Excerpted records ::
## begin

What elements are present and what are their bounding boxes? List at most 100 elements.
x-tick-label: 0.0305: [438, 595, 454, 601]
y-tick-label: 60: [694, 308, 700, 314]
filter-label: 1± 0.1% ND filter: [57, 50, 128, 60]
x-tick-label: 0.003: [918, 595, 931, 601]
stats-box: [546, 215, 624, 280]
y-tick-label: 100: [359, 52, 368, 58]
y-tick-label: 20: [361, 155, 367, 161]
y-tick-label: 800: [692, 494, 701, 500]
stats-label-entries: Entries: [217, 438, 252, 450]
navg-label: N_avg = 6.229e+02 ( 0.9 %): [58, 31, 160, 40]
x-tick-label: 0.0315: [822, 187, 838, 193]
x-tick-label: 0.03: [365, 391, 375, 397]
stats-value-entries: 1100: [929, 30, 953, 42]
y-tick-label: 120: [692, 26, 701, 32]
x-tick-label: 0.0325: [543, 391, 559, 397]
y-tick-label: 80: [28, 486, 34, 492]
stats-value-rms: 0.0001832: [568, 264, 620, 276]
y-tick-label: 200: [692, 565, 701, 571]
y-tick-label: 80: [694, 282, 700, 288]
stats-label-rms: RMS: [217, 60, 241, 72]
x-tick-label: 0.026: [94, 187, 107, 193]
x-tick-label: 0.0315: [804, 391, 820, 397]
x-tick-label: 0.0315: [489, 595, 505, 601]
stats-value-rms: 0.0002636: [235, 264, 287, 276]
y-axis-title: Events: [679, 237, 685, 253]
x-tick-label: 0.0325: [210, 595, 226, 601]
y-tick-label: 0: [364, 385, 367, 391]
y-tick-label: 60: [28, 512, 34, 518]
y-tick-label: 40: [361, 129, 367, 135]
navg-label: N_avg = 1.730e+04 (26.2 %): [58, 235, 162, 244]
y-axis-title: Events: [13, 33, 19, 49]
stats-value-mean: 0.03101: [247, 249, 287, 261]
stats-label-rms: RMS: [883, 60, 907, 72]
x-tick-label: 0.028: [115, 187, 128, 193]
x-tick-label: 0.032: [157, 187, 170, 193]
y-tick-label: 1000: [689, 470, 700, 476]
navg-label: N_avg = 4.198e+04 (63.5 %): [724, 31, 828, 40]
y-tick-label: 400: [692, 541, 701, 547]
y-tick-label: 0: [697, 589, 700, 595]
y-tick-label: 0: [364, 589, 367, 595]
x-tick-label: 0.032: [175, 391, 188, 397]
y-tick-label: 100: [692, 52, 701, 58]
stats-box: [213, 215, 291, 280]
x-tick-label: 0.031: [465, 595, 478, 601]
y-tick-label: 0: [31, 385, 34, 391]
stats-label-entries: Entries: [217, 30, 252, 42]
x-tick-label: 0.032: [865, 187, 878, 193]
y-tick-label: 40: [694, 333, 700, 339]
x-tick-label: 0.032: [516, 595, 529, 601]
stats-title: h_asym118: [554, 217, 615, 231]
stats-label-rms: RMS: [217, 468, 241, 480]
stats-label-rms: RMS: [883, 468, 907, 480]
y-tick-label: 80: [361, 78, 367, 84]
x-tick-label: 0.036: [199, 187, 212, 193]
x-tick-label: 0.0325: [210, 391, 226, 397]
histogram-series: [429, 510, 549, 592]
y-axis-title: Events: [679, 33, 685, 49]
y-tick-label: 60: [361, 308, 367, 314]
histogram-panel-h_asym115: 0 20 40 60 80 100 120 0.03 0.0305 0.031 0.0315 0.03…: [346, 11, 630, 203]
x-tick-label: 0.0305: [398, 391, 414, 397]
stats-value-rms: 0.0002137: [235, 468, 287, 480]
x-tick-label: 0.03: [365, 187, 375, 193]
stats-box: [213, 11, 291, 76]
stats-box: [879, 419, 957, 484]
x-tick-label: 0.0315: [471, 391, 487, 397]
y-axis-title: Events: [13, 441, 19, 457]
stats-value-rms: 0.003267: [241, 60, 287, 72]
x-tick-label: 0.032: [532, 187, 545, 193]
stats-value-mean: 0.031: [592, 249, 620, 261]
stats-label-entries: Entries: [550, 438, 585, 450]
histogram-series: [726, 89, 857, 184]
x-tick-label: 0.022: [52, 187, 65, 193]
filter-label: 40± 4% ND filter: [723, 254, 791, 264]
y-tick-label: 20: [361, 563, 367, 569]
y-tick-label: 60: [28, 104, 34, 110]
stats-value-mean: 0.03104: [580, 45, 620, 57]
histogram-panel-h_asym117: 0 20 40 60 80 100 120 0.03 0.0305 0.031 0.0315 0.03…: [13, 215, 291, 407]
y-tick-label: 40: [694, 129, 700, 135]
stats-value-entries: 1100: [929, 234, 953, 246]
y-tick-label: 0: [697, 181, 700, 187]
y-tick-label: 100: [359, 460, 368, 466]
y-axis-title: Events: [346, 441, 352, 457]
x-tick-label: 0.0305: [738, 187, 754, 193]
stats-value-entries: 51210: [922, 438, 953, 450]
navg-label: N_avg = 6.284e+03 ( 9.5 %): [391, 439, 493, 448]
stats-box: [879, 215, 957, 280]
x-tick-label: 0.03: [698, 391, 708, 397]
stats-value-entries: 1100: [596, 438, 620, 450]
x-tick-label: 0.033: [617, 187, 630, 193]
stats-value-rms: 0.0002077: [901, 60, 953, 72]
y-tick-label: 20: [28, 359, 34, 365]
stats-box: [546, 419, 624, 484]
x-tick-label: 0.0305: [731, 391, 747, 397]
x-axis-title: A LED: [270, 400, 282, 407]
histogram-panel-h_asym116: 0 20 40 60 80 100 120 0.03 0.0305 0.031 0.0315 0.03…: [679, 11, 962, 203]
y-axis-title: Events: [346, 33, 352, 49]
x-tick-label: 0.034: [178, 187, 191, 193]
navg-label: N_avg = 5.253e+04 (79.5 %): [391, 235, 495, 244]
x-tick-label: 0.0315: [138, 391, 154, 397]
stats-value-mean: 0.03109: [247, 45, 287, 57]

## end

Goal :: Reproduce the records verbatim, from their first line through the line containing "x-tick-label: 0.003: [918, 595, 931, 601]", inclusive.

The reply ::
What elements are present and what are their bounding boxes? List at most 100 elements.
x-tick-label: 0.0305: [438, 595, 454, 601]
y-tick-label: 60: [694, 308, 700, 314]
filter-label: 1± 0.1% ND filter: [57, 50, 128, 60]
x-tick-label: 0.003: [918, 595, 931, 601]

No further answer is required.